» What you have to do: In the passage on Sarangpur, write out the part from "Sarangpur (also known" up to and including "Bharvad, Koli etc.", substituting "settlement" for "village".

──────── Selection

Sarangpur (also known as Salangpur) is a village in the Botad District in the state of Gujarat, India. Sarangpur is known throughout India for the historic Shri Kashtabhanjan Hanumanji temple and BAPS Swaminarayan Mandir located in the village.

The village of about 3000 lies at the border of Ahmedabad district. The nearest city is Botad. The various families are Patel (Leuva Patel), Darbar (Kshatriya), Rajput, Darji, Kumbhar, Harijan, Bharvad, Koli etc.

The village is about 153 km. away from Ahmedabad. To visit this place during the early morning, 10:30 pm & 12:30 pm buses run to and from Ahmedabad.

Temples

Hanuman temple, Sarangpur is a Hindu temple (mandir) located in Sarangpur, Gujarat and comes under the Vadtal Gadi of the Swaminarayan Sampraday. It is the only Swaminarayan temple which has the murtis of neither Swaminarayan nor Krishna as the primary object of worship. It is dedicated to Hanuman in the form of Kashtbhanjan (Crusher of sorrows).

Smruti temples of Shastri Yagnapurushdas and Pramukh Swami Maharaj, who succeeded Yagnapurushdas are also located near BAPS mandir.

Sarangpur is also known for its BAPS Shri Swaminarayan Shikharbaddha mandir, built in 1916 by Shastri Yagnapurushdas which is the second highest temple in Gujarat at exactly 108 feet (108 is an auspicious number within the Swaminarayan Sampraday). It is a headquarters and training hub for newly enrolled monks (sadhus).

────────────────
──────── Entries supplied

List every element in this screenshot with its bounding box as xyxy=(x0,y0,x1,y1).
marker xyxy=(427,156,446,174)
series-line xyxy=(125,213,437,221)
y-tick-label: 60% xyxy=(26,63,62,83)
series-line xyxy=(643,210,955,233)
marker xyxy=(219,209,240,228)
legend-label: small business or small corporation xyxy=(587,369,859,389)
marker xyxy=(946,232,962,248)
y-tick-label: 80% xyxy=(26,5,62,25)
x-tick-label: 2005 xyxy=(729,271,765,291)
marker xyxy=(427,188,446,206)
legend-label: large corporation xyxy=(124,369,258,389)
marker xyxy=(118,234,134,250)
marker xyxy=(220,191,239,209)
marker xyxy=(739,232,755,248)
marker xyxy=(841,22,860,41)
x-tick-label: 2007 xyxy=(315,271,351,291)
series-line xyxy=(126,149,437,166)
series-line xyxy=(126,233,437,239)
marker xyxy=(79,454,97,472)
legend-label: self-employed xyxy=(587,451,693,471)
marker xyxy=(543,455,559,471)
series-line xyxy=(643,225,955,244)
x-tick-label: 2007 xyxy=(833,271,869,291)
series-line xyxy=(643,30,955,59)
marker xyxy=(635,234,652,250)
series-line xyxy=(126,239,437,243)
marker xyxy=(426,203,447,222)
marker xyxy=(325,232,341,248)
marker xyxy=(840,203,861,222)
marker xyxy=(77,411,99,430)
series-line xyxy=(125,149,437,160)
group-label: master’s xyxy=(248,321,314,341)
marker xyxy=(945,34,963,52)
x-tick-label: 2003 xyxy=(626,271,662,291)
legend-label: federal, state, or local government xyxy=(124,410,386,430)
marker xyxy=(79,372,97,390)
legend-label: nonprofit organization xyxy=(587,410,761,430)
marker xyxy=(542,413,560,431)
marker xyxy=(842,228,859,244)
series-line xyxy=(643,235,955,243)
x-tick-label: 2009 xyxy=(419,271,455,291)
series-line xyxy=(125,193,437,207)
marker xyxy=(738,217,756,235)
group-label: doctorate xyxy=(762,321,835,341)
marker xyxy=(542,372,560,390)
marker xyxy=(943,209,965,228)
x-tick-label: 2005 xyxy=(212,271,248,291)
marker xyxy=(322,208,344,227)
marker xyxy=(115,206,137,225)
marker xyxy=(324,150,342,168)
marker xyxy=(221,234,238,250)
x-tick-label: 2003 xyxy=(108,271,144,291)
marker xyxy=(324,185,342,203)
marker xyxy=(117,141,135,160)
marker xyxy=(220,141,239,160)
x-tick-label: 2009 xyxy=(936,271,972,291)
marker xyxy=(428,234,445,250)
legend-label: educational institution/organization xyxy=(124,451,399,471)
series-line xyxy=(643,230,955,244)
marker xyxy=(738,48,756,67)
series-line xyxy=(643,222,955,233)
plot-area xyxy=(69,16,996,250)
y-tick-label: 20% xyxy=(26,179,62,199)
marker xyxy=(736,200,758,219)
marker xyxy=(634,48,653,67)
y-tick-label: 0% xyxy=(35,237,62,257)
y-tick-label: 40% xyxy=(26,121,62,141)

────────────────

» Problem solution:
Sarangpur (also known as Salangpur) is a settlement in the Botad District in the state of Gujarat, India. Sarangpur is known throughout India for the historic Shri Kashtabhanjan Hanumanji temple and BAPS Swaminarayan Mandir located in the settlement.

The settlement of about 3000 lies at the border of Ahmedabad district. The nearest city is Botad. The various families are Patel (Leuva Patel), Darbar (Kshatriya), Rajput, Darji, Kumbhar, Harijan, Bharvad, Koli etc.